[Start of Record set]

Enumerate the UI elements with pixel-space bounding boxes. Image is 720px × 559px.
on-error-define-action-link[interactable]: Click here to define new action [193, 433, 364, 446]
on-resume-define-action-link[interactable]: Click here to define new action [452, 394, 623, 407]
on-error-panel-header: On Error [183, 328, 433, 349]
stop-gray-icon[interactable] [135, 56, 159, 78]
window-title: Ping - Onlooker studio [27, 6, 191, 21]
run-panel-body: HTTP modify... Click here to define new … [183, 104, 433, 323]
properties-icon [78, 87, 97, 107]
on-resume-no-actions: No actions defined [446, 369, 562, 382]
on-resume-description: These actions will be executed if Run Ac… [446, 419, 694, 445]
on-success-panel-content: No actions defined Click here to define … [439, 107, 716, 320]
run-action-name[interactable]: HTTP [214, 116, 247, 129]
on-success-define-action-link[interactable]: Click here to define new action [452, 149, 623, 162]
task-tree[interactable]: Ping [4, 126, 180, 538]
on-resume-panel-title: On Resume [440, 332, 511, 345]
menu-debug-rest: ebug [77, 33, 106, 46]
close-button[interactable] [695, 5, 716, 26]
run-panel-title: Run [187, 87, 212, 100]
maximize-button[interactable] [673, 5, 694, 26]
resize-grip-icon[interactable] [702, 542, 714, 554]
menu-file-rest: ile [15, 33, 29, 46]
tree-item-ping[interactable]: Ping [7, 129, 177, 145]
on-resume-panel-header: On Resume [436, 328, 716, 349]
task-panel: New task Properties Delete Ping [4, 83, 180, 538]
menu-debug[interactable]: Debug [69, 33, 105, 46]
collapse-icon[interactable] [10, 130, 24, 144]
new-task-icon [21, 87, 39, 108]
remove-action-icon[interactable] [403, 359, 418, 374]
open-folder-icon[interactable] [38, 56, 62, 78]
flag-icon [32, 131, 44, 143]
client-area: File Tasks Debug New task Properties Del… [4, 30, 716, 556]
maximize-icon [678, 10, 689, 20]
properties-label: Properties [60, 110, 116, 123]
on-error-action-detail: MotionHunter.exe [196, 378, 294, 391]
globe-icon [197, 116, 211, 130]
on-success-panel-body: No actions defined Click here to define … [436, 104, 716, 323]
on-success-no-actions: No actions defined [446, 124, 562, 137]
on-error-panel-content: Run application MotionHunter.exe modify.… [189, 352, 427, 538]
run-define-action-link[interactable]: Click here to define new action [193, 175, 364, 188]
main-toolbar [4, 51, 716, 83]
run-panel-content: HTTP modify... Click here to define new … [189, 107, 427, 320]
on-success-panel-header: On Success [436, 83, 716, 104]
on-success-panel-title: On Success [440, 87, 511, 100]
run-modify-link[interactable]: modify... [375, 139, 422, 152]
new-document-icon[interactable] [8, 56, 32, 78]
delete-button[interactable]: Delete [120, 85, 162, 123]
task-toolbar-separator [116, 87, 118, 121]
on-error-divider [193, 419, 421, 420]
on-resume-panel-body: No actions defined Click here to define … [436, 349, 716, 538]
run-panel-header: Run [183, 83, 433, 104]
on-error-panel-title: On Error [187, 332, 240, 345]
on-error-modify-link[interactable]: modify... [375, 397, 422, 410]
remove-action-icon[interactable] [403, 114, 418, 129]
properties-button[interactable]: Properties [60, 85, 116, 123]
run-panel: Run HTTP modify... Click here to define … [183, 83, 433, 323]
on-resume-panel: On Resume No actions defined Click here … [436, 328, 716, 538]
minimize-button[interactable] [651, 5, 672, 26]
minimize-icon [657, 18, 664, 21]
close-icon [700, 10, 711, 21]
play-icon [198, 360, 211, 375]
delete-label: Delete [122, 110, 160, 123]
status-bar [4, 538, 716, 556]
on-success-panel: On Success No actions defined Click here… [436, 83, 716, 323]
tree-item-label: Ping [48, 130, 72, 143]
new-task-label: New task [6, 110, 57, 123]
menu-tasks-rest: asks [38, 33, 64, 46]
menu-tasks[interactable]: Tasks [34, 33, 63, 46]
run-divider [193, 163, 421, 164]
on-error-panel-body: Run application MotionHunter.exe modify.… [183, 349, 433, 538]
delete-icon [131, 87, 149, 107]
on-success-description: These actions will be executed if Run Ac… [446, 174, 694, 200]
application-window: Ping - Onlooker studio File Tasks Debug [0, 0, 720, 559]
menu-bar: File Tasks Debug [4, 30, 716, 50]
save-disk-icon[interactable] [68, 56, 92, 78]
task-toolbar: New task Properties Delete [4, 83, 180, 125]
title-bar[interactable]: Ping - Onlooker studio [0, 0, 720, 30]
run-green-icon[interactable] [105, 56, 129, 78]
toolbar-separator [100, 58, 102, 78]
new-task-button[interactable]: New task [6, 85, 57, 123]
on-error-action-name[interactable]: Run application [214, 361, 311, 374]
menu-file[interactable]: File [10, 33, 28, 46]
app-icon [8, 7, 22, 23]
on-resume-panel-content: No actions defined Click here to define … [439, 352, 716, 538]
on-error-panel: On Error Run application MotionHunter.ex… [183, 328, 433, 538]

[End of Record set]

## [Goal]
Convert every line of the material above into a Markdown table with the columns Row and Line, skipping blank lines. Number the rows in order.

## [Worked answer]
| Row | Line |
|---|---|
| 1 | Enumerate the UI elements with pixel-space bounding boxes. Image is 720px × 559px. |
| 2 | on-error-define-action-link[interactable]: Click here to define new action [193, 433, 364, 446] |
| 3 | on-resume-define-action-link[interactable]: Click here to define new action [452, 394, 623, 407] |
| 4 | on-error-panel-header: On Error [183, 328, 433, 349] |
| 5 | stop-gray-icon[interactable] [135, 56, 159, 78] |
| 6 | window-title: Ping - Onlooker studio [27, 6, 191, 21] |
| 7 | run-panel-body: HTTP modify... Click here to define new … [183, 104, 433, 323] |
| 8 | properties-icon [78, 87, 97, 107] |
| 9 | on-resume-no-actions: No actions defined [446, 369, 562, 382] |
| 10 | on-resume-description: These actions will be executed if Run Ac… [446, 419, 694, 445] |
| 11 | on-success-panel-content: No actions defined Click here to define … [439, 107, 716, 320] |
| 12 | run-action-name[interactable]: HTTP [214, 116, 247, 129] |
| 13 | on-success-define-action-link[interactable]: Click here to define new action [452, 149, 623, 162] |
| 14 | task-tree[interactable]: Ping [4, 126, 180, 538] |
| 15 | on-resume-panel-title: On Resume [440, 332, 511, 345] |
| 16 | menu-debug-rest: ebug [77, 33, 106, 46] |
| 17 | close-button[interactable] [695, 5, 716, 26] |
| 18 | run-panel-title: Run [187, 87, 212, 100] |
| 19 | maximize-button[interactable] [673, 5, 694, 26] |
| 20 | resize-grip-icon[interactable] [702, 542, 714, 554] |
| 21 | menu-file-rest: ile [15, 33, 29, 46] |
| 22 | tree-item-ping[interactable]: Ping [7, 129, 177, 145] |
| 23 | on-resume-panel-header: On Resume [436, 328, 716, 349] |
| 24 | task-panel: New task Properties Delete Ping [4, 83, 180, 538] |
| 25 | menu-debug[interactable]: Debug [69, 33, 105, 46] |
| 26 | collapse-icon[interactable] [10, 130, 24, 144] |
| 27 | new-task-icon [21, 87, 39, 108] |
| 28 | remove-action-icon[interactable] [403, 359, 418, 374] |
| 29 | open-folder-icon[interactable] [38, 56, 62, 78] |
| 30 | flag-icon [32, 131, 44, 143] |
| 31 | client-area: File Tasks Debug New task Properties Del… [4, 30, 716, 556] |
| 32 | maximize-icon [678, 10, 689, 20] |
| 33 | properties-label: Properties [60, 110, 116, 123] |
| 34 | on-error-action-detail: MotionHunter.exe [196, 378, 294, 391] |
| 35 | globe-icon [197, 116, 211, 130] |
| 36 | on-success-panel-body: No actions defined Click here to define … [436, 104, 716, 323] |
| 37 | on-success-no-actions: No actions defined [446, 124, 562, 137] |
| 38 | on-error-panel-content: Run application MotionHunter.exe modify.… [189, 352, 427, 538] |
| 39 | run-define-action-link[interactable]: Click here to define new action [193, 175, 364, 188] |
| 40 | main-toolbar [4, 51, 716, 83] |
| 41 | run-panel-content: HTTP modify... Click here to define new … [189, 107, 427, 320] |
| 42 | on-success-panel-header: On Success [436, 83, 716, 104] |
| 43 | on-success-panel-title: On Success [440, 87, 511, 100] |
| 44 | run-modify-link[interactable]: modify... [375, 139, 422, 152] |
| 45 | new-document-icon[interactable] [8, 56, 32, 78] |
| 46 | delete-button[interactable]: Delete [120, 85, 162, 123] |
| 47 | task-toolbar-separator [116, 87, 118, 121] |
| 48 | on-error-divider [193, 419, 421, 420] |
| 49 | on-resume-panel-body: No actions defined Click here to define … [436, 349, 716, 538] |
| 50 | run-panel-header: Run [183, 83, 433, 104] |
| 51 | on-error-panel-title: On Error [187, 332, 240, 345] |
| 52 | on-error-modify-link[interactable]: modify... [375, 397, 422, 410] |
| 53 | remove-action-icon[interactable] [403, 114, 418, 129] |
| 54 | properties-button[interactable]: Properties [60, 85, 116, 123] |
| 55 | run-panel: Run HTTP modify... Click here to define … [183, 83, 433, 323] |
| 56 | on-resume-panel: On Resume No actions defined Click here … [436, 328, 716, 538] |
| 57 | minimize-button[interactable] [651, 5, 672, 26] |
| 58 | minimize-icon [657, 18, 664, 21] |
| 59 | close-icon [700, 10, 711, 21] |
| 60 | play-icon [198, 360, 211, 375] |
| 61 | delete-label: Delete [122, 110, 160, 123] |
| 62 | status-bar [4, 538, 716, 556] |
| 63 | on-success-panel: On Success No actions defined Click here… [436, 83, 716, 323] |
| 64 | tree-item-label: Ping [48, 130, 72, 143] |
| 65 | new-task-label: New task [6, 110, 57, 123] |
| 66 | menu-tasks-rest: asks [38, 33, 64, 46] |
| 67 | menu-tasks[interactable]: Tasks [34, 33, 63, 46] |
| 68 | run-divider [193, 163, 421, 164] |
| 69 | on-error-panel-body: Run application MotionHunter.exe modify.… [183, 349, 433, 538] |
| 70 | delete-icon [131, 87, 149, 107] |
| 71 | on-success-description: These actions will be executed if Run Ac… [446, 174, 694, 200] |
| 72 | application-window: Ping - Onlooker studio File Tasks Debug [0, 0, 720, 559] |
| 73 | menu-bar: File Tasks Debug [4, 30, 716, 50] |
| 74 | save-disk-icon[interactable] [68, 56, 92, 78] |
| 75 | task-toolbar: New task Properties Delete [4, 83, 180, 125] |
| 76 | title-bar[interactable]: Ping - Onlooker studio [0, 0, 720, 30] |
| 77 | run-green-icon[interactable] [105, 56, 129, 78] |
| 78 | toolbar-separator [100, 58, 102, 78] |
| 79 | new-task-button[interactable]: New task [6, 85, 57, 123] |
| 80 | on-error-action-name[interactable]: Run application [214, 361, 311, 374] |
| 81 | menu-file[interactable]: File [10, 33, 28, 46] |
| 82 | app-icon [8, 7, 22, 23] |
| 83 | on-resume-panel-content: No actions defined Click here to define … [439, 352, 716, 538] |
| 84 | on-error-panel: On Error Run application MotionHunter.ex… [183, 328, 433, 538] |